Figure record listings:

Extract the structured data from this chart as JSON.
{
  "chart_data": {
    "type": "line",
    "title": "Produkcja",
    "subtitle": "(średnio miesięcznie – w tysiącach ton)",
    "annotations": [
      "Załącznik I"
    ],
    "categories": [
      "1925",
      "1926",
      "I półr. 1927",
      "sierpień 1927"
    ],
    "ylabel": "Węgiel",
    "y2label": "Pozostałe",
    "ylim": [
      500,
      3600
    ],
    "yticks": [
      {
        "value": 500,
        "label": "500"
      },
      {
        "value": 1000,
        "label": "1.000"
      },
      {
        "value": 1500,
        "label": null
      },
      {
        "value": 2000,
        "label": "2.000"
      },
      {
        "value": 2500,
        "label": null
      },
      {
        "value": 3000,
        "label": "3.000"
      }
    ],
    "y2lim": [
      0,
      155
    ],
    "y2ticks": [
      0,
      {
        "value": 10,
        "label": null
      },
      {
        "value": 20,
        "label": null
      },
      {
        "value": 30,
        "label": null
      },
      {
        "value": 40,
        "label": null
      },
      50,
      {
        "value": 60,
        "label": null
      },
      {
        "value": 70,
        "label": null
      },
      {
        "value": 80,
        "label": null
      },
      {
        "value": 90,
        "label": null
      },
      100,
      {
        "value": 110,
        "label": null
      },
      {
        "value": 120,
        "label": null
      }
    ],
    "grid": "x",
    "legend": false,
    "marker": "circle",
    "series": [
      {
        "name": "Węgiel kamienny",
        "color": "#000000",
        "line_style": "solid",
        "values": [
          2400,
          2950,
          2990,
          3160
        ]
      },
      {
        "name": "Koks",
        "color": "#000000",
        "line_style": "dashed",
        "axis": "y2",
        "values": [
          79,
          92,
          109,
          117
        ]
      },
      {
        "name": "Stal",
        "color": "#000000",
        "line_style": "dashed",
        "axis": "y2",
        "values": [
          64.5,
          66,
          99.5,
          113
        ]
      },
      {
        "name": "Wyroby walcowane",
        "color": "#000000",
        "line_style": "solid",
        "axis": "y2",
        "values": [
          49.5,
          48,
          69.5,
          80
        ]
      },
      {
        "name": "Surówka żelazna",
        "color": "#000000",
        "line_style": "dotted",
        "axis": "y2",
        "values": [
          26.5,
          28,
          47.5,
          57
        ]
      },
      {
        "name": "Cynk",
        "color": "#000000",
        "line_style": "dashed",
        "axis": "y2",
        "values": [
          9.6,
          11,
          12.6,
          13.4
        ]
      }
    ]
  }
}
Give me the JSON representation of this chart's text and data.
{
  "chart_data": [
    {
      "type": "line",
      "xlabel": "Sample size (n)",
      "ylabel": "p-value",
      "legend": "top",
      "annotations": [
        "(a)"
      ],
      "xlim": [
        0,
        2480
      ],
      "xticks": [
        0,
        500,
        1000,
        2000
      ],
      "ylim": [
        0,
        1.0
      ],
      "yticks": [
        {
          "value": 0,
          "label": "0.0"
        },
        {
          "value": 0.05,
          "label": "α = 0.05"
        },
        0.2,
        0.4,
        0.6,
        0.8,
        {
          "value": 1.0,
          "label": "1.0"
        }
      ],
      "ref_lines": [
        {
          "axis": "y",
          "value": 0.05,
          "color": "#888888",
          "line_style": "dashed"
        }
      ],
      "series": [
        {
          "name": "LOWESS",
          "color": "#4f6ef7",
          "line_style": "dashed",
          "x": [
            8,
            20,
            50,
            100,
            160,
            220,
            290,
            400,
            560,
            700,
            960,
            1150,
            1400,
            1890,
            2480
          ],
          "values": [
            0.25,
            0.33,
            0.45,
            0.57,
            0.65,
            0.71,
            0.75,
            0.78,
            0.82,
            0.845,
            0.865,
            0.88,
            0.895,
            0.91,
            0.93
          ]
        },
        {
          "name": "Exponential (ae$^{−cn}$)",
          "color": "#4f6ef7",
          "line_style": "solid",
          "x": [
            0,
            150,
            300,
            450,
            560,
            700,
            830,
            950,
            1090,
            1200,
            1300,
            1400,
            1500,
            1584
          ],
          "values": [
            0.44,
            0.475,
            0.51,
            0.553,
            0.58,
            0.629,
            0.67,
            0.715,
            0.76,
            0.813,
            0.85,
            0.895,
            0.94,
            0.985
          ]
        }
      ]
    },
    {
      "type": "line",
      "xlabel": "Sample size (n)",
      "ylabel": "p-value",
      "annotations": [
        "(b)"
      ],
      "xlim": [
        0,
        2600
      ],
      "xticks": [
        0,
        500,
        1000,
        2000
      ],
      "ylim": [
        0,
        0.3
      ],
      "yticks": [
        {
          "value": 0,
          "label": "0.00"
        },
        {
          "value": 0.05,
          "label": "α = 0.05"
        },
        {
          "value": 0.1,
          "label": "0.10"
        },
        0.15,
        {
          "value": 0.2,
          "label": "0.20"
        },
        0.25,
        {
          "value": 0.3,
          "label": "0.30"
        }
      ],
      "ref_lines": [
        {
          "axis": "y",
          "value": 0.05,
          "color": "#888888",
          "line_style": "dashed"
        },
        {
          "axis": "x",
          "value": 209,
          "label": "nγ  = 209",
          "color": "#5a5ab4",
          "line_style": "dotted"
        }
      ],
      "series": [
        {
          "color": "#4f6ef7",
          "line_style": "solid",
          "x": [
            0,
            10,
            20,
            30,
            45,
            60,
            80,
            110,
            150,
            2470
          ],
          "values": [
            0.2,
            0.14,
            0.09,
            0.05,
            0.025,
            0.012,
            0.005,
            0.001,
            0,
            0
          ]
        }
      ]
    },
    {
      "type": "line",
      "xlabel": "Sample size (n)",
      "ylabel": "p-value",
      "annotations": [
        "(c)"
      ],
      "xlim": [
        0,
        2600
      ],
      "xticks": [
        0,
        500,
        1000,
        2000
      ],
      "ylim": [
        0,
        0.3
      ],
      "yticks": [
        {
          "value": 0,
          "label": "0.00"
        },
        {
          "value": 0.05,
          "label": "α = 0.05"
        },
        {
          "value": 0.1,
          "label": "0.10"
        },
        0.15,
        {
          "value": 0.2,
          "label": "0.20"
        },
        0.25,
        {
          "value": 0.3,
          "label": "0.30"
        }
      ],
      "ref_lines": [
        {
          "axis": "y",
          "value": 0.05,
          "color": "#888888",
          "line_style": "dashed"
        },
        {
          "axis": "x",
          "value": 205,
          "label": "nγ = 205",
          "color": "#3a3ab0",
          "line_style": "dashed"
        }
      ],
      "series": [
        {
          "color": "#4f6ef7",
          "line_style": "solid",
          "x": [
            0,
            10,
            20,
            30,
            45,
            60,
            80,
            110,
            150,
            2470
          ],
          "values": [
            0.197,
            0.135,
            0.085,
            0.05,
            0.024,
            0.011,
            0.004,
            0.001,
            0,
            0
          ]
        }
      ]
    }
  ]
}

WORK TO COMPLETE: Pull out every line in the data above that has the word "Węgiel".

FINISHED EXERCISE:
    "ylabel": "Węgiel",
        "name": "Węgiel kamienny",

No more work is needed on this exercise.